◆ **Provided information**:
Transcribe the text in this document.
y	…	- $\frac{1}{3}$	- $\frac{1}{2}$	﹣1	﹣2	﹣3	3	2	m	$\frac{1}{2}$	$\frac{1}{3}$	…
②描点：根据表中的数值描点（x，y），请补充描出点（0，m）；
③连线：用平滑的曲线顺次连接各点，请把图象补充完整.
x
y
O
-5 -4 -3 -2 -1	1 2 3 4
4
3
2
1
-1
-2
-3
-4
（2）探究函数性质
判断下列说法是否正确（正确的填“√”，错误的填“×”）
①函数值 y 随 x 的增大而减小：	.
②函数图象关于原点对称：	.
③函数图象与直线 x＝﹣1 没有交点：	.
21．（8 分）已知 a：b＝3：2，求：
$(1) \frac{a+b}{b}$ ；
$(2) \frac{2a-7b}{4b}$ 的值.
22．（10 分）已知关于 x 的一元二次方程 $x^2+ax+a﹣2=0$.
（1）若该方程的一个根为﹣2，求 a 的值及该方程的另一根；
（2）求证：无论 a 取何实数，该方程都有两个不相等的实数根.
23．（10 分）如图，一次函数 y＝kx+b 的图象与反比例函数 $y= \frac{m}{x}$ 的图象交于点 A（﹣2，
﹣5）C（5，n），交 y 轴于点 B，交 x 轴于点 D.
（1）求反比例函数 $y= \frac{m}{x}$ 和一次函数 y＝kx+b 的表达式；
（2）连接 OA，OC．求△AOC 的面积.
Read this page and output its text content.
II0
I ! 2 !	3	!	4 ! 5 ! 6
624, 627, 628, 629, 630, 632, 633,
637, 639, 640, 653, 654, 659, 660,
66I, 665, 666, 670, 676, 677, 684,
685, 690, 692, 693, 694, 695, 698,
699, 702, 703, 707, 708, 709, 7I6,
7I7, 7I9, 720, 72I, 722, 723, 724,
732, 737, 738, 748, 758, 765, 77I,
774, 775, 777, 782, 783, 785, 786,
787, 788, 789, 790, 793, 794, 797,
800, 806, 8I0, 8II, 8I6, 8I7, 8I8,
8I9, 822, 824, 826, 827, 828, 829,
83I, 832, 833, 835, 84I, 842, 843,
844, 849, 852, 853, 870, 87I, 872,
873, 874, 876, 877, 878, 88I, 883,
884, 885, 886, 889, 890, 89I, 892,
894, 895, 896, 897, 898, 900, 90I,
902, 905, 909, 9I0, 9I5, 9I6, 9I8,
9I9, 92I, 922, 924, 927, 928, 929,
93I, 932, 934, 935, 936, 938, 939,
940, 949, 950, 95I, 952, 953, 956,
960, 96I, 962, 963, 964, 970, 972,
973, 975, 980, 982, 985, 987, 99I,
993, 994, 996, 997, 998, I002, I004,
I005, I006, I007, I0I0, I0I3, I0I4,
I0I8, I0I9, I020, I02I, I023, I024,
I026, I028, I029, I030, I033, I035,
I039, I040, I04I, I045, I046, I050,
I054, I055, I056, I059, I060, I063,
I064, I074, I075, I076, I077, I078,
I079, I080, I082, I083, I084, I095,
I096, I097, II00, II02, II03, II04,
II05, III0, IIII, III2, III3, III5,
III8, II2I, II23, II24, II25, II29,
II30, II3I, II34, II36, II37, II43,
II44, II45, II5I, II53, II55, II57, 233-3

◆ **Aim**: Output the data above exactly, please, line for line.

◆ **Exercise response**:
Transcribe the text in this document.
y	…	- $\frac{1}{3}$	- $\frac{1}{2}$	﹣1	﹣2	﹣3	3	2	m	$\frac{1}{2}$	$\frac{1}{3}$	…
②描点：根据表中的数值描点（x，y），请补充描出点（0，m）；
③连线：用平滑的曲线顺次连接各点，请把图象补充完整.
x
y
O
-5 -4 -3 -2 -1	1 2 3 4
4
3
2
1
-1
-2
-3
-4
（2）探究函数性质
判断下列说法是否正确（正确的填“√”，错误的填“×”）
①函数值 y 随 x 的增大而减小：	.
②函数图象关于原点对称：	.
③函数图象与直线 x＝﹣1 没有交点：	.
21．（8 分）已知 a：b＝3：2，求：
$(1) \frac{a+b}{b}$ ；
$(2) \frac{2a-7b}{4b}$ 的值.
22．（10 分）已知关于 x 的一元二次方程 $x^2+ax+a﹣2=0$.
（1）若该方程的一个根为﹣2，求 a 的值及该方程的另一根；
（2）求证：无论 a 取何实数，该方程都有两个不相等的实数根.
23．（10 分）如图，一次函数 y＝kx+b 的图象与反比例函数 $y= \frac{m}{x}$ 的图象交于点 A（﹣2，
﹣5）C（5，n），交 y 轴于点 B，交 x 轴于点 D.
（1）求反比例函数 $y= \frac{m}{x}$ 和一次函数 y＝kx+b 的表达式；
（2）连接 OA，OC．求△AOC 的面积.
Read this page and output its text content.
II0
I ! 2 !	3	!	4 ! 5 ! 6
624, 627, 628, 629, 630, 632, 633,
637, 639, 640, 653, 654, 659, 660,
66I, 665, 666, 670, 676, 677, 684,
685, 690, 692, 693, 694, 695, 698,
699, 702, 703, 707, 708, 709, 7I6,
7I7, 7I9, 720, 72I, 722, 723, 724,
732, 737, 738, 748, 758, 765, 77I,
774, 775, 777, 782, 783, 785, 786,
787, 788, 789, 790, 793, 794, 797,
800, 806, 8I0, 8II, 8I6, 8I7, 8I8,
8I9, 822, 824, 826, 827, 828, 829,
83I, 832, 833, 835, 84I, 842, 843,
844, 849, 852, 853, 870, 87I, 872,
873, 874, 876, 877, 878, 88I, 883,
884, 885, 886, 889, 890, 89I, 892,
894, 895, 896, 897, 898, 900, 90I,
902, 905, 909, 9I0, 9I5, 9I6, 9I8,
9I9, 92I, 922, 924, 927, 928, 929,
93I, 932, 934, 935, 936, 938, 939,
940, 949, 950, 95I, 952, 953, 956,
960, 96I, 962, 963, 964, 970, 972,
973, 975, 980, 982, 985, 987, 99I,
993, 994, 996, 997, 998, I002, I004,
I005, I006, I007, I0I0, I0I3, I0I4,
I0I8, I0I9, I020, I02I, I023, I024,
I026, I028, I029, I030, I033, I035,
I039, I040, I04I, I045, I046, I050,
I054, I055, I056, I059, I060, I063,
I064, I074, I075, I076, I077, I078,
I079, I080, I082, I083, I084, I095,
I096, I097, II00, II02, II03, II04,
II05, III0, IIII, III2, III3, III5,
III8, II2I, II23, II24, II25, II29,
II30, II3I, II34, II36, II37, II43,
II44, II45, II5I, II53, II55, II57, 233-3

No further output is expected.